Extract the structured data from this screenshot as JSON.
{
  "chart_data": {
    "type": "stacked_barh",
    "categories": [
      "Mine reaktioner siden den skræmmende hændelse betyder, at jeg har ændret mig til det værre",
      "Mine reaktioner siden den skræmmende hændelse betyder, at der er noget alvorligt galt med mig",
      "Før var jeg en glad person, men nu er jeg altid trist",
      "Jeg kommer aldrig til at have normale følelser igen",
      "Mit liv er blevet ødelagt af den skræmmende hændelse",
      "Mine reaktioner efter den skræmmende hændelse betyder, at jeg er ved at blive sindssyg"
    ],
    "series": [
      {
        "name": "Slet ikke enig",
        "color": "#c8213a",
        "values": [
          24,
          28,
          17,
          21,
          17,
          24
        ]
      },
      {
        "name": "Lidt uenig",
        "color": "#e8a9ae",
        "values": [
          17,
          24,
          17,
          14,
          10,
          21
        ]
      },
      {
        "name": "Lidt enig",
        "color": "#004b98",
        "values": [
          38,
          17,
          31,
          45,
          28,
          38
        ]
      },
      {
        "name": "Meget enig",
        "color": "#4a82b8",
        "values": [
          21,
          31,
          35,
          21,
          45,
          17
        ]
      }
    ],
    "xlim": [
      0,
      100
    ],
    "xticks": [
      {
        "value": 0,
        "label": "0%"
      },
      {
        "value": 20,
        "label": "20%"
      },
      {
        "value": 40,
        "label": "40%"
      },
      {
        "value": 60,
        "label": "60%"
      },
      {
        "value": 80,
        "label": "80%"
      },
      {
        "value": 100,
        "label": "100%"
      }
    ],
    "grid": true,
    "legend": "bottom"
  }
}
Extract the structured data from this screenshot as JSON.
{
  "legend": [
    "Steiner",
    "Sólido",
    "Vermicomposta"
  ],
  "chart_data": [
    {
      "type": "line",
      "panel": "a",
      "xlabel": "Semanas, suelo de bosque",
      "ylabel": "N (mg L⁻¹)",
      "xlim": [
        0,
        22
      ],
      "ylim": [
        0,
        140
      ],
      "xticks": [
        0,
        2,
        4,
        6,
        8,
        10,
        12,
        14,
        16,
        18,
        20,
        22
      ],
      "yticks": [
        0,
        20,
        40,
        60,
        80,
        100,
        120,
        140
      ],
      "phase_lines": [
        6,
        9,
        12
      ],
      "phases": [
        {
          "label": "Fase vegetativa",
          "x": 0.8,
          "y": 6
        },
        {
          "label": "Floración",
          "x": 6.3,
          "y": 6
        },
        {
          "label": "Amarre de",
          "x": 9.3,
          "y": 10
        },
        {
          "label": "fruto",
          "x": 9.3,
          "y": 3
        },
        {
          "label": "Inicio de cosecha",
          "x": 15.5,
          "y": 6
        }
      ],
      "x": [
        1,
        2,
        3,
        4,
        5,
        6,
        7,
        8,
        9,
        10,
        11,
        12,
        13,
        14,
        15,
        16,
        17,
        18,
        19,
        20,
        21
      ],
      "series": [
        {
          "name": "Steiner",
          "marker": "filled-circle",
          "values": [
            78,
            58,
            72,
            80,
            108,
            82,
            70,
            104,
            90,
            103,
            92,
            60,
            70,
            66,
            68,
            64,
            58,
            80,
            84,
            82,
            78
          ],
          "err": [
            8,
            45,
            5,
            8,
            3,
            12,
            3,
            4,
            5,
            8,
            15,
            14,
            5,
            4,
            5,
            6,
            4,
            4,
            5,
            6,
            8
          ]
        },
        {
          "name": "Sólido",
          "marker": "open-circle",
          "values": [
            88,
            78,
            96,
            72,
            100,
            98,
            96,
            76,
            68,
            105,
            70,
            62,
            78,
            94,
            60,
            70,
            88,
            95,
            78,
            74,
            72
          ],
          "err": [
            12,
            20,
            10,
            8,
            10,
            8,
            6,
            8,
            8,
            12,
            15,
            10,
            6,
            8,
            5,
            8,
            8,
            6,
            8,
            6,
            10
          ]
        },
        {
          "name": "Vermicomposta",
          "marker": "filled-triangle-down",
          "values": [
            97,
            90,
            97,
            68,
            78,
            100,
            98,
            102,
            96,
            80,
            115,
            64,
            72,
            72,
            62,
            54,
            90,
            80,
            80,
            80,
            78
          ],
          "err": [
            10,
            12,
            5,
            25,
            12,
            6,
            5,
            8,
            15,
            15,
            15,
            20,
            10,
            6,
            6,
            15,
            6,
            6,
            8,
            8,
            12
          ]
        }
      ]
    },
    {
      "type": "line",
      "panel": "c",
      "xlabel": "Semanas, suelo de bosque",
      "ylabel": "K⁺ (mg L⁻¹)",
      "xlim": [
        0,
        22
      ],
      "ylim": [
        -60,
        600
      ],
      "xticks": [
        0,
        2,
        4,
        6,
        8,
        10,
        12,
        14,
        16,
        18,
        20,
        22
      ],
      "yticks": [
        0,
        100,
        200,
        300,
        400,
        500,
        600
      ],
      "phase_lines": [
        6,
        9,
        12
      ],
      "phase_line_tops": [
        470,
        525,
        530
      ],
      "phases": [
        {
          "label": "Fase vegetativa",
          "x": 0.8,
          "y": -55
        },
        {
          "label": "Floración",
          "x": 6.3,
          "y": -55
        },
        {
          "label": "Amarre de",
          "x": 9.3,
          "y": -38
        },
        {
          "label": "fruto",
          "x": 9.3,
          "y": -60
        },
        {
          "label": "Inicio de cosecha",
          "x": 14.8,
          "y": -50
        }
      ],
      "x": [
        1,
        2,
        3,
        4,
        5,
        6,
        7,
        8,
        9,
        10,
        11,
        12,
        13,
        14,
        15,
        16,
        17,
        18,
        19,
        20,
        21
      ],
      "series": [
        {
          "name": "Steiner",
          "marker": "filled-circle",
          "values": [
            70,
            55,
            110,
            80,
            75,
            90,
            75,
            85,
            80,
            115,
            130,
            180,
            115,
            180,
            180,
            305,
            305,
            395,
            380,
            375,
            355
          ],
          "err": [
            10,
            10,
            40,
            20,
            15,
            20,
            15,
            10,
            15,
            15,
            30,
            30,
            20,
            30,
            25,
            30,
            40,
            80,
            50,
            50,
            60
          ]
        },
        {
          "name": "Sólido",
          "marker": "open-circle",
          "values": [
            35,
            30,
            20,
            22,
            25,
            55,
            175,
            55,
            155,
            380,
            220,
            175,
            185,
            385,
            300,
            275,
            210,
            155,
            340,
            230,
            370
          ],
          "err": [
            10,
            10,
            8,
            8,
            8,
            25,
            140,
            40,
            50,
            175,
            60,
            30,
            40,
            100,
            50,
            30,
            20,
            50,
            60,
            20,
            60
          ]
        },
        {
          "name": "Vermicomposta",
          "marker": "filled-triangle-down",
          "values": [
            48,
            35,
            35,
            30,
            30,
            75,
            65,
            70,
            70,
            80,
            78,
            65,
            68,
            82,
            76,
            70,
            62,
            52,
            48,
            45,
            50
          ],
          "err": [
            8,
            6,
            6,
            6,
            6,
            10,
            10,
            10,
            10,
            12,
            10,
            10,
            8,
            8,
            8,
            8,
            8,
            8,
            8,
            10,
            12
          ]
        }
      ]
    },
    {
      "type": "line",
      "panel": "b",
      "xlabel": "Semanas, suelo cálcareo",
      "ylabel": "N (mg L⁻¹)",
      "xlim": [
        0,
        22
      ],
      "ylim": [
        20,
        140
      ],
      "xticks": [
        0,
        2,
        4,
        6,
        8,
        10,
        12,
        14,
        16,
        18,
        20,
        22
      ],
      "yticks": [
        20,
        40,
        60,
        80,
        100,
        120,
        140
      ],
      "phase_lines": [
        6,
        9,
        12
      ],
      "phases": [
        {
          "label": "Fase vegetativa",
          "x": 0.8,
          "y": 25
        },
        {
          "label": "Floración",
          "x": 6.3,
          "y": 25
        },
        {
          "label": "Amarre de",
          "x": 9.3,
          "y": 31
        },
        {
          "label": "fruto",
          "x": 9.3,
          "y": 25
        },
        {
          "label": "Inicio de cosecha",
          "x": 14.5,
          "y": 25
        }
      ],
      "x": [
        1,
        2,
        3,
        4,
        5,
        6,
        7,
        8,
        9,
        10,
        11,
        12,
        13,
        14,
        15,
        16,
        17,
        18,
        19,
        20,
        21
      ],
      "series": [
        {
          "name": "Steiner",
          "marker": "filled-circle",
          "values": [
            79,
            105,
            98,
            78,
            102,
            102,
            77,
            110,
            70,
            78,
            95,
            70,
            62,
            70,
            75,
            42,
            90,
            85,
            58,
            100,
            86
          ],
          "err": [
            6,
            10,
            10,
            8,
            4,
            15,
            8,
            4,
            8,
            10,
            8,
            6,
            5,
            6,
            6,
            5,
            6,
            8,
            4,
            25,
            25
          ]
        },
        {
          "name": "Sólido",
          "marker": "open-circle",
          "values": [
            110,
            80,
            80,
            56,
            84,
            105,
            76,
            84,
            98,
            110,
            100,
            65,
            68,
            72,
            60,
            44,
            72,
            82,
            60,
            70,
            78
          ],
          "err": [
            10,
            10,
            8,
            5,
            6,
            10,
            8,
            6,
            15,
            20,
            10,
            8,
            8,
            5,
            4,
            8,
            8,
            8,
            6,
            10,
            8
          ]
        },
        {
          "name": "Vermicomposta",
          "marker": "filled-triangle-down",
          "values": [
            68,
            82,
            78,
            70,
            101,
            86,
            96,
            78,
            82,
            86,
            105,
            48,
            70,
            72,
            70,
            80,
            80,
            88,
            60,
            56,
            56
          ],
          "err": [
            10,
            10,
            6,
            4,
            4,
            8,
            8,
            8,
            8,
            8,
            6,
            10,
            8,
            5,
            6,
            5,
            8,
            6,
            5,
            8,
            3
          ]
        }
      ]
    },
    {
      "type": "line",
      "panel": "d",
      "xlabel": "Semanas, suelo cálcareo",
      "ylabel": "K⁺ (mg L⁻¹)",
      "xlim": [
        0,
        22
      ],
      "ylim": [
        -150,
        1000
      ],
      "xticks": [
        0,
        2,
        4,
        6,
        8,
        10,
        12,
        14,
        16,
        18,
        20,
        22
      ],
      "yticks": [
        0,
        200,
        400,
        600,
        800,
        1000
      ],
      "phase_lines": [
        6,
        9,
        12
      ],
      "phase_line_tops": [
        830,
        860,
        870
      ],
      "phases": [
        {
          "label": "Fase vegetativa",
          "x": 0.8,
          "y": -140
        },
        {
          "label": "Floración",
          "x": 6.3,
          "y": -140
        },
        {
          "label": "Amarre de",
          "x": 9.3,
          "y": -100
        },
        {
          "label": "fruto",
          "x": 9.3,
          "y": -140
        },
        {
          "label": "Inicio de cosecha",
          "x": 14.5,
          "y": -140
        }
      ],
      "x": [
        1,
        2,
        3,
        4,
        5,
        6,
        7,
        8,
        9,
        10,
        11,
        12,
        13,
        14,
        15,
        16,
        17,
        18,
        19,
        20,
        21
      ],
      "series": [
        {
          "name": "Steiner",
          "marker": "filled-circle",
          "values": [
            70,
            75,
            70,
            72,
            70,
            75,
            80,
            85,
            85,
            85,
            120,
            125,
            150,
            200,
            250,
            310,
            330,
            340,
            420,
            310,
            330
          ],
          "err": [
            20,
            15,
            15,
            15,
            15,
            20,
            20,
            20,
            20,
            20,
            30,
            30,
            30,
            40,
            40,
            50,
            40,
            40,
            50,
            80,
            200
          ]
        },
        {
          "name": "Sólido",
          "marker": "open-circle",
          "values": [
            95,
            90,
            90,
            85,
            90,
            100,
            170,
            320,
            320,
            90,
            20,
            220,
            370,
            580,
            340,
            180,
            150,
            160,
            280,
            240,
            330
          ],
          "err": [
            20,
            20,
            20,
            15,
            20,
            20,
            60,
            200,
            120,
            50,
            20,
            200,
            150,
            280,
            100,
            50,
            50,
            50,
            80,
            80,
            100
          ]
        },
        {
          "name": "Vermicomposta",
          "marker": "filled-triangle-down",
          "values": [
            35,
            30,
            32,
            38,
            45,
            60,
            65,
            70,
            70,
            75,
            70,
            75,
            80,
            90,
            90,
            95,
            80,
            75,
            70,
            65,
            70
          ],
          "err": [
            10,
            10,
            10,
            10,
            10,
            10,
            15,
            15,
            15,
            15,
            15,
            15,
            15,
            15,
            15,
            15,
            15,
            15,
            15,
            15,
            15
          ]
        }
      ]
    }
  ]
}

━━━━━━━━━━━━━━━━━━━━━━━━━━━━━━

GIVEN REQUEST >> Find every line with "reaktioner" in the listing and state how many there are, nothing else.

SOLUTION >> 3